[[ EXERCISE TEXT open ]]

Uptake of Human Papillomavirus Vaccine is High

April 25, 2008

Uptake of the first two doses of the human papillomavirus vaccine among adolescent schoolgirls in Manchester, United Kingdom, was encouraging, but high coverage for the third dose will determine the overall success of the vaccination program, according to a study published online April 24 in the BMJ.

FRIDAY, April 25 (HealthDay News) -- Uptake of the first two doses of the human papillomavirus vaccine among adolescent schoolgirls in Manchester, United Kingdom, was encouraging, but high coverage for the third dose will determine the overall success of the vaccination program, according to a study published online April 24 in the BMJ.

Loretta Brabin of the University of Manchester in the United Kingdom and colleagues conducted a study of 2,817 schoolgirls aged 12 to 13 years attending 36 secondary schools in the greater Manchester area to ascertain the vaccine's acceptability to parents, measured by the degree of uptake.

The first dose was given to 70.6 percent of girls, while 68.5 percent received the second dose. This is in line with previous studies that predicted an uptake of 70 percent to 80 percent based on parental attitudes toward the vaccine. There was a significantly lower uptake in schools with a higher proportion of girls from ethnic minorities. Parents cited lack of information about the vaccine and concerns about safety over the long term as reasons for refusing vaccination for their daughters.

"Maintaining the vaccine schedule was challenging as 16.3 percent (dose 1) and 23.6 percent (dose 2) of girls missed their vaccination day and had to be offered alternative appointments," the authors write. " Success of the vaccination programme depends on high coverage for the third dose."

The study received funding from GlaxoSmithKline. Authors of the study and a related editorial report financial relationships to the pharmaceutical industry.

[[ EXERCISE TEXT closed ]]
[[ DATASET EXTRACT open ]]

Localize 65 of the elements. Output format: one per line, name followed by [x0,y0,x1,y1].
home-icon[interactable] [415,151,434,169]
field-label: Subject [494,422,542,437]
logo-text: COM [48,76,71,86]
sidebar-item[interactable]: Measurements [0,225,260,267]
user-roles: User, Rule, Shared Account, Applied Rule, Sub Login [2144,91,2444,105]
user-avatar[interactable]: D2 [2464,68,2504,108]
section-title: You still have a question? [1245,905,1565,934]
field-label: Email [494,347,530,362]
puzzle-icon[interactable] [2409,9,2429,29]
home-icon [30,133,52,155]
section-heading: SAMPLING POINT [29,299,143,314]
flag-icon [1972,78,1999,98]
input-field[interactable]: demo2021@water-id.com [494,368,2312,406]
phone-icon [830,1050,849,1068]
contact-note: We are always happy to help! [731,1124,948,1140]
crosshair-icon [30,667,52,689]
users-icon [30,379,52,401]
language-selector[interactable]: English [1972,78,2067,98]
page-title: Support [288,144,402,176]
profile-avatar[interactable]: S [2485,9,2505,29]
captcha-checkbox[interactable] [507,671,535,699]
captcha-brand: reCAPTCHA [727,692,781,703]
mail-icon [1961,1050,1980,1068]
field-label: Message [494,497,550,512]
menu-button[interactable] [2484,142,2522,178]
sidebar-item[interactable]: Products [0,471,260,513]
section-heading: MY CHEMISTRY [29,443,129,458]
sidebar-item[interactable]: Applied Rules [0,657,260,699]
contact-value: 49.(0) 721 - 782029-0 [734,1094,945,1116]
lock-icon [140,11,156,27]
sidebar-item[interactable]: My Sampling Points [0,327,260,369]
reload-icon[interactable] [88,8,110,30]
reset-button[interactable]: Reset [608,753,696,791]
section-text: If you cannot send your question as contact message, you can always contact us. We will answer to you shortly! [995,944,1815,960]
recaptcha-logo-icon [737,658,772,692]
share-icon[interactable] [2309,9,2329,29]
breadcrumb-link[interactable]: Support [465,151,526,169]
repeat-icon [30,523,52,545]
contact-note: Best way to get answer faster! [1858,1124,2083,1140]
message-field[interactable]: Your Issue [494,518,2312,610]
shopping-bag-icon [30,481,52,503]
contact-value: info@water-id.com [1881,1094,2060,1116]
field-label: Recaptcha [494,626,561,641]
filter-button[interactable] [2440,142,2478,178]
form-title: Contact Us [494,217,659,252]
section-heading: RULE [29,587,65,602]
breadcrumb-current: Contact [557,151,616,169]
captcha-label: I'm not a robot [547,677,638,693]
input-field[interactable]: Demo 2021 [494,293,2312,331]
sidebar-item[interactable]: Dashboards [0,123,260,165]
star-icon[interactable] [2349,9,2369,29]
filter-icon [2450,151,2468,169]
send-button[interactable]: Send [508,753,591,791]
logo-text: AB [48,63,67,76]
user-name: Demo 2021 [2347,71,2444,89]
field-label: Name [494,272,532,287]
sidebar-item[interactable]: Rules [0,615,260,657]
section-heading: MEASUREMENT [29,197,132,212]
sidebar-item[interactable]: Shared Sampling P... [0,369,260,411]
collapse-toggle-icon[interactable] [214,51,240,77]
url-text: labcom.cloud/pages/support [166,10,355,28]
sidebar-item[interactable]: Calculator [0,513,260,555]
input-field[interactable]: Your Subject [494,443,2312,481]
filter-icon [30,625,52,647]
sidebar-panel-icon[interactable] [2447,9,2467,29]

[[ DATASET EXTRACT closed ]]

» WORK REQUEST 1
Answer these from the article on HPV vaccine uptake:
(a) How many schoolgirls took part in the study, and how many secondary schools did they attend?
(b) What percentage of girls received the second dose?
(c) Which company funded the study?
» WORK REQUEST 2
Rewrite the paragraph of the article on HPV vaccine uptake that begins "The first dose was given" as a short bulleted list that keeps its main facts.

» WRITTEN RESPONSE 1
(a) 2,817 schoolgirls, attending 36 secondary schools
(b) 68.5 percent
(c) GlaxoSmithKline

» WRITTEN RESPONSE 2
- 70.6 percent of girls received the first dose and 68.5 percent the second.
- This matches earlier predictions of 70 to 80 percent uptake based on parental attitudes.
- Uptake was significantly lower in schools with a higher proportion of girls from ethnic minorities.
- Parents who refused cited lack of information and concerns about long-term safety.